* Given problem *
Transcribe only the part of the listing below that begins at the line containing "Convert this chart" and runs to its final line, keeping both ends.

* Material *
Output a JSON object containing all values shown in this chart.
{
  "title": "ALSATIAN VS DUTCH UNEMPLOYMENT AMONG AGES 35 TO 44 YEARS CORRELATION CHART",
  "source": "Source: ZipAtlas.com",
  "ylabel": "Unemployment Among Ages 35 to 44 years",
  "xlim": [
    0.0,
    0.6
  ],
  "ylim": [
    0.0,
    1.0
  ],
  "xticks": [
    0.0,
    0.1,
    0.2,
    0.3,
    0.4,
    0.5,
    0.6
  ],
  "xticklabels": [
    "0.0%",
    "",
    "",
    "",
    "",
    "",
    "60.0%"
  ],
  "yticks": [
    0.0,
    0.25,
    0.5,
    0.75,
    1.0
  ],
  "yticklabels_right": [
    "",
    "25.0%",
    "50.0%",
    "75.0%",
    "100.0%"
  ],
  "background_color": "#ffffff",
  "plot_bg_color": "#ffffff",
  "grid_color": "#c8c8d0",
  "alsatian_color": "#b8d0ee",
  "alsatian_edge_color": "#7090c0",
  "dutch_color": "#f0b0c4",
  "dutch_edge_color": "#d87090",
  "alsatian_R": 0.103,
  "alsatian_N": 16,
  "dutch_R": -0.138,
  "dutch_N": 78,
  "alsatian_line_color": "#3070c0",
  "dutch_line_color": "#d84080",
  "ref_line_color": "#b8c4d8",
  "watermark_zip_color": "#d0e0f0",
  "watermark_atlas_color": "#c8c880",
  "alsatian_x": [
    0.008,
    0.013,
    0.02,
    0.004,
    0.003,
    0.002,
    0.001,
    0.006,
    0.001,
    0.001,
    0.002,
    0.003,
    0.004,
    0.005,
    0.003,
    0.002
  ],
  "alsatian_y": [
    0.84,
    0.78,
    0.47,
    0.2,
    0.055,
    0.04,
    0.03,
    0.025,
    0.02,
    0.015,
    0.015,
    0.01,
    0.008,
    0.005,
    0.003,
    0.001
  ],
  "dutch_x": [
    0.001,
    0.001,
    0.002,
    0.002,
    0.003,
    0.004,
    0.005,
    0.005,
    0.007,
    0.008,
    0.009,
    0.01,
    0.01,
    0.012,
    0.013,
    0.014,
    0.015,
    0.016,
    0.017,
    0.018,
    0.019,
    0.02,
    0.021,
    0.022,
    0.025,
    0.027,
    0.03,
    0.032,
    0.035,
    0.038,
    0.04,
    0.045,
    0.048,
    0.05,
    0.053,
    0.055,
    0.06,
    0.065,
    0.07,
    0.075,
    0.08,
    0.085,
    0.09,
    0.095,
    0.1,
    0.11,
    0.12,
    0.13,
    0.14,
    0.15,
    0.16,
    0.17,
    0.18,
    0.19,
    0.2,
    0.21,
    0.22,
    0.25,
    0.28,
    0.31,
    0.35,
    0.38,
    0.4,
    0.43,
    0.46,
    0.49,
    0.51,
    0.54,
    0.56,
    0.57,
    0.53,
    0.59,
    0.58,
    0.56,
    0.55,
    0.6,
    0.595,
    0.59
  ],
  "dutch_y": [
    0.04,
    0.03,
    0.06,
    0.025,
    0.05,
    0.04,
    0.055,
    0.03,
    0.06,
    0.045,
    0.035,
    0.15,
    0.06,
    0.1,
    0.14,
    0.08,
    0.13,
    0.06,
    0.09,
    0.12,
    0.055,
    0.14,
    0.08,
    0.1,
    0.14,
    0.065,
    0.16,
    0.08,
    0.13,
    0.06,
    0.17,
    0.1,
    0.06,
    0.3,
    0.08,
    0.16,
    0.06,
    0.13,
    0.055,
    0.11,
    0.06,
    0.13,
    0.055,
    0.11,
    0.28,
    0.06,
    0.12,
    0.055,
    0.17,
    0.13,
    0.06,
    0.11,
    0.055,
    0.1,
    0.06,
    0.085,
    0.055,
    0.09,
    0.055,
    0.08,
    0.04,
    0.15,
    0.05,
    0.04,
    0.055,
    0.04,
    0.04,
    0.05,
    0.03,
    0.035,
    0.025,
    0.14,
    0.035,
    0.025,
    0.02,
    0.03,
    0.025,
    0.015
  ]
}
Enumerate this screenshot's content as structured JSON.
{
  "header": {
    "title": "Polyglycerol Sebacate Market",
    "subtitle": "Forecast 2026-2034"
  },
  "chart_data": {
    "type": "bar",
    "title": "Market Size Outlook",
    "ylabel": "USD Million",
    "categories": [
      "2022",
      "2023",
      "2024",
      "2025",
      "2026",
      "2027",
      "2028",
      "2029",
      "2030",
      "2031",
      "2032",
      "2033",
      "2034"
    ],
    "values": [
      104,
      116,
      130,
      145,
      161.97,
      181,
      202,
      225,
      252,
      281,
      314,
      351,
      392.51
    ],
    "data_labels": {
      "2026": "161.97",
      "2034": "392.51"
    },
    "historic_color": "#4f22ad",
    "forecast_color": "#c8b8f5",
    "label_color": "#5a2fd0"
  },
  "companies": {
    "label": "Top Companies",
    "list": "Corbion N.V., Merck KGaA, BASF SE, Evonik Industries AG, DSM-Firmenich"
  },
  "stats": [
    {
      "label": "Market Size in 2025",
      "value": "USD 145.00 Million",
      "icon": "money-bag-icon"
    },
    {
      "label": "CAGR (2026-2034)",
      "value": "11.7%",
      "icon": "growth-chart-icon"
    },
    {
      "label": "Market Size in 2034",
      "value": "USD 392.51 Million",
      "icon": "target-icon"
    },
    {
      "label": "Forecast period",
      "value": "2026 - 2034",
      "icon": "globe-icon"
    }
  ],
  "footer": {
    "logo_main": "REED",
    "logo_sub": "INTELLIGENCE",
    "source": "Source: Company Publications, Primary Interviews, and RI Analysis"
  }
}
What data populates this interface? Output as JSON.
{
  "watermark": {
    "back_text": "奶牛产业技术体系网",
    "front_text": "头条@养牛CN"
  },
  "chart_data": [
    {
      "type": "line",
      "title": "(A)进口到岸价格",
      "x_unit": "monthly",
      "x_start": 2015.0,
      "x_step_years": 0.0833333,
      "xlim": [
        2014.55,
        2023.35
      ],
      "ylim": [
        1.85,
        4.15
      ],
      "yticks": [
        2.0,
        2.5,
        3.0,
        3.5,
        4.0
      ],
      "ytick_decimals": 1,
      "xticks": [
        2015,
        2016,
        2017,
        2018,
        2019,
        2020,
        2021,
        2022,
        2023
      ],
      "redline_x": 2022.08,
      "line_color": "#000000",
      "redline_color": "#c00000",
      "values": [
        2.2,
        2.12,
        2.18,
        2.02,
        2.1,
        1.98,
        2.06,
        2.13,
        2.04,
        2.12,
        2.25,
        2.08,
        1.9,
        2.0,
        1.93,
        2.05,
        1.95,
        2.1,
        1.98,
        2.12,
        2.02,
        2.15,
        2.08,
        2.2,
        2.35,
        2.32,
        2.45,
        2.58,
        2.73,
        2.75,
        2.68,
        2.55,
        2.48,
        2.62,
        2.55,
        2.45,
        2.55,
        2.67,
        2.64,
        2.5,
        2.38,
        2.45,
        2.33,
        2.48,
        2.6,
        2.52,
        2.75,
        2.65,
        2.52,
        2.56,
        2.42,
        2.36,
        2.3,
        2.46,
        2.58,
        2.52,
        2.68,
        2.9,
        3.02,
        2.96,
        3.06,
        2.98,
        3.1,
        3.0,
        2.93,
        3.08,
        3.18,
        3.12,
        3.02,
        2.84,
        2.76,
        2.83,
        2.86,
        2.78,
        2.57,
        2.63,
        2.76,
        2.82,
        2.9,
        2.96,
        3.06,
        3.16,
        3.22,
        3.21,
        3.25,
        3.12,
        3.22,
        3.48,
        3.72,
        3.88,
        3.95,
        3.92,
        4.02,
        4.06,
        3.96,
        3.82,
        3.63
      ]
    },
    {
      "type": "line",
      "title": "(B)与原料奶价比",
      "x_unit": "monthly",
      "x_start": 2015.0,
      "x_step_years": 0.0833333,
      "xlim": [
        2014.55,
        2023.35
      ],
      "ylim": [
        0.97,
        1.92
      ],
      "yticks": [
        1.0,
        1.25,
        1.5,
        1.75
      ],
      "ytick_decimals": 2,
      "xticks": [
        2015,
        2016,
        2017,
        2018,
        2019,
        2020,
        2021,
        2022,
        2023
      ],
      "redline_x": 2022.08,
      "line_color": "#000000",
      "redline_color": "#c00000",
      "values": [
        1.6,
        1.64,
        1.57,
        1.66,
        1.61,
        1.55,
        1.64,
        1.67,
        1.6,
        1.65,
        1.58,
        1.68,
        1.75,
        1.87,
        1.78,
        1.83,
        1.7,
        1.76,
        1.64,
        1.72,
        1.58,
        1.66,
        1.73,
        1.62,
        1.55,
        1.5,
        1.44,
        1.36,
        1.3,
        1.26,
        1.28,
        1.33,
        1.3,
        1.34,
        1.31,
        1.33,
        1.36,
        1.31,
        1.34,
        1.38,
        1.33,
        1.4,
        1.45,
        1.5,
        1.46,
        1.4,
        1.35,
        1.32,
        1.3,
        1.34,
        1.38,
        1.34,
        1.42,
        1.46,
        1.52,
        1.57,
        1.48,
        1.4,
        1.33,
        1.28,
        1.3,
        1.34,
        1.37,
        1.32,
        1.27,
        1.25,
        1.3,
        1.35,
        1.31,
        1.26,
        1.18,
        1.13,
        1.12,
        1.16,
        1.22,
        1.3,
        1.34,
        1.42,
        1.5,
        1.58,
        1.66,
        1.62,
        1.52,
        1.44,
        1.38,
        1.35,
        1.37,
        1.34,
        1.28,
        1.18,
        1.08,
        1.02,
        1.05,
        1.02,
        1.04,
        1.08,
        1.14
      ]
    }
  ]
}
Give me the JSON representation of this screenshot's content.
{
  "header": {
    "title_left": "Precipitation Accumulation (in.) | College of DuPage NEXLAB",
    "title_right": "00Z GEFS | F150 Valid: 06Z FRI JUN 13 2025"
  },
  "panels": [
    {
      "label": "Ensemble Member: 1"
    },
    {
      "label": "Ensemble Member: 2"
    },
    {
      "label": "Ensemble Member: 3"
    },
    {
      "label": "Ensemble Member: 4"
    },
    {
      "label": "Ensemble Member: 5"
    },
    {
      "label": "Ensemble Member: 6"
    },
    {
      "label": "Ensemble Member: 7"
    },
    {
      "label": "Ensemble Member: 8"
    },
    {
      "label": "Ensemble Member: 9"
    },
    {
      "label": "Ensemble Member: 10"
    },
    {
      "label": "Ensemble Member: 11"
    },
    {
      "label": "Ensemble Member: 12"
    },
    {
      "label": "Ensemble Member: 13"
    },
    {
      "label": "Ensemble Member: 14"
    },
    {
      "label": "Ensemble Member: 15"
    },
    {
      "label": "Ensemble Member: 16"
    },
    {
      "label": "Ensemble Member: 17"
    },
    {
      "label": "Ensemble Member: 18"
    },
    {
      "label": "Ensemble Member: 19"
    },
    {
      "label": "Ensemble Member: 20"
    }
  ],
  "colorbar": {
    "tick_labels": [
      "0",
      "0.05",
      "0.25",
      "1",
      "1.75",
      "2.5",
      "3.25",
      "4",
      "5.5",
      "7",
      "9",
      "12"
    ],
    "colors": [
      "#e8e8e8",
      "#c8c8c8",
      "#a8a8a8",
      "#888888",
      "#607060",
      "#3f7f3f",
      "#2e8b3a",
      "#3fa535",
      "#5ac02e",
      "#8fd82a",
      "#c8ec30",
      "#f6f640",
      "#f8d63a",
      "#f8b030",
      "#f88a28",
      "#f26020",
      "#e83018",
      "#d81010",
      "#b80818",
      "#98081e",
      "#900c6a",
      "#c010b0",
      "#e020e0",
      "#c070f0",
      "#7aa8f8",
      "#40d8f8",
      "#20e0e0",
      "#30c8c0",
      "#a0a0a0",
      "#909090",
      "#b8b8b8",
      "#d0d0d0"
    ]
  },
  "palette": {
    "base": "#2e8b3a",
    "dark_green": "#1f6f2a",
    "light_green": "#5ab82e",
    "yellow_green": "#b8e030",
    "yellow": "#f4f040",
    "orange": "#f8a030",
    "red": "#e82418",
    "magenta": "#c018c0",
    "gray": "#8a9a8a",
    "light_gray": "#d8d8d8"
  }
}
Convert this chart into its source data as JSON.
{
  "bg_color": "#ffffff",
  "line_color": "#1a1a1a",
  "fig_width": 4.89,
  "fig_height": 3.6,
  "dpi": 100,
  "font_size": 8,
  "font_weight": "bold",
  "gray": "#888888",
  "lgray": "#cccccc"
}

* Worked answer *
Convert this chart into its source data as JSON.
{
  "bg_color": "#ffffff",
  "line_color": "#1a1a1a",
  "fig_width": 4.89,
  "fig_height": 3.6,
  "dpi": 100,
  "font_size": 8,
  "font_weight": "bold",
  "gray": "#888888",
  "lgray": "#cccccc"
}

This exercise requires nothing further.